• _What is required_: Please quote the material exactly, every line of it.
#### Data for processing ####
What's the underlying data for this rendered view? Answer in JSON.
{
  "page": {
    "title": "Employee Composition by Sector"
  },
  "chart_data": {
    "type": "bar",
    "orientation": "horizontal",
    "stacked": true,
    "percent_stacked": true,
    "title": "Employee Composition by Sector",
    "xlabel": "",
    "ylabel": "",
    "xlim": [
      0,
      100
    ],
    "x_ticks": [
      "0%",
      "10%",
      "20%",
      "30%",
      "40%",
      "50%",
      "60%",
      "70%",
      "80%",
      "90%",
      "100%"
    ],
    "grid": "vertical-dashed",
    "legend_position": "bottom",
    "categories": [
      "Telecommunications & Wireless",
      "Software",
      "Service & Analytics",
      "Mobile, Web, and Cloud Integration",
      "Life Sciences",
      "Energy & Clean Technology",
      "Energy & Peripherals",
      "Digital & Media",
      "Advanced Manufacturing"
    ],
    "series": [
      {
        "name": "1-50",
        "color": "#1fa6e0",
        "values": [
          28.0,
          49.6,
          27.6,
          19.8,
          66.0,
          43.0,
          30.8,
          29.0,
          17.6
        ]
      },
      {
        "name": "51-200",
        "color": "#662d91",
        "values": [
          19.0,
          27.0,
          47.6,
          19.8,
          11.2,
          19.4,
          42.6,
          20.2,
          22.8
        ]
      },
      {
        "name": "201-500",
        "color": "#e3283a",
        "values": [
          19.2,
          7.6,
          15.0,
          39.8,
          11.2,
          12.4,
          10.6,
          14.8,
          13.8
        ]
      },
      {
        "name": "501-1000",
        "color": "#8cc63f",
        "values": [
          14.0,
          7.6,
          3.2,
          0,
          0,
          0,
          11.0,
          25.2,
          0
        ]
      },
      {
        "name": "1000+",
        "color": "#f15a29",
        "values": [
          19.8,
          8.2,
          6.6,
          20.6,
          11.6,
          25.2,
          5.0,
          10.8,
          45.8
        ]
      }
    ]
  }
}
####
• _Result below_:
What's the underlying data for this rendered view? Answer in JSON.
{
  "page": {
    "title": "Employee Composition by Sector"
  },
  "chart_data": {
    "type": "bar",
    "orientation": "horizontal",
    "stacked": true,
    "percent_stacked": true,
    "title": "Employee Composition by Sector",
    "xlabel": "",
    "ylabel": "",
    "xlim": [
      0,
      100
    ],
    "x_ticks": [
      "0%",
      "10%",
      "20%",
      "30%",
      "40%",
      "50%",
      "60%",
      "70%",
      "80%",
      "90%",
      "100%"
    ],
    "grid": "vertical-dashed",
    "legend_position": "bottom",
    "categories": [
      "Telecommunications & Wireless",
      "Software",
      "Service & Analytics",
      "Mobile, Web, and Cloud Integration",
      "Life Sciences",
      "Energy & Clean Technology",
      "Energy & Peripherals",
      "Digital & Media",
      "Advanced Manufacturing"
    ],
    "series": [
      {
        "name": "1-50",
        "color": "#1fa6e0",
        "values": [
          28.0,
          49.6,
          27.6,
          19.8,
          66.0,
          43.0,
          30.8,
          29.0,
          17.6
        ]
      },
      {
        "name": "51-200",
        "color": "#662d91",
        "values": [
          19.0,
          27.0,
          47.6,
          19.8,
          11.2,
          19.4,
          42.6,
          20.2,
          22.8
        ]
      },
      {
        "name": "201-500",
        "color": "#e3283a",
        "values": [
          19.2,
          7.6,
          15.0,
          39.8,
          11.2,
          12.4,
          10.6,
          14.8,
          13.8
        ]
      },
      {
        "name": "501-1000",
        "color": "#8cc63f",
        "values": [
          14.0,
          7.6,
          3.2,
          0,
          0,
          0,
          11.0,
          25.2,
          0
        ]
      },
      {
        "name": "1000+",
        "color": "#f15a29",
        "values": [
          19.8,
          8.2,
          6.6,
          20.6,
          11.6,
          25.2,
          5.0,
          10.8,
          45.8
        ]
      }
    ]
  }
}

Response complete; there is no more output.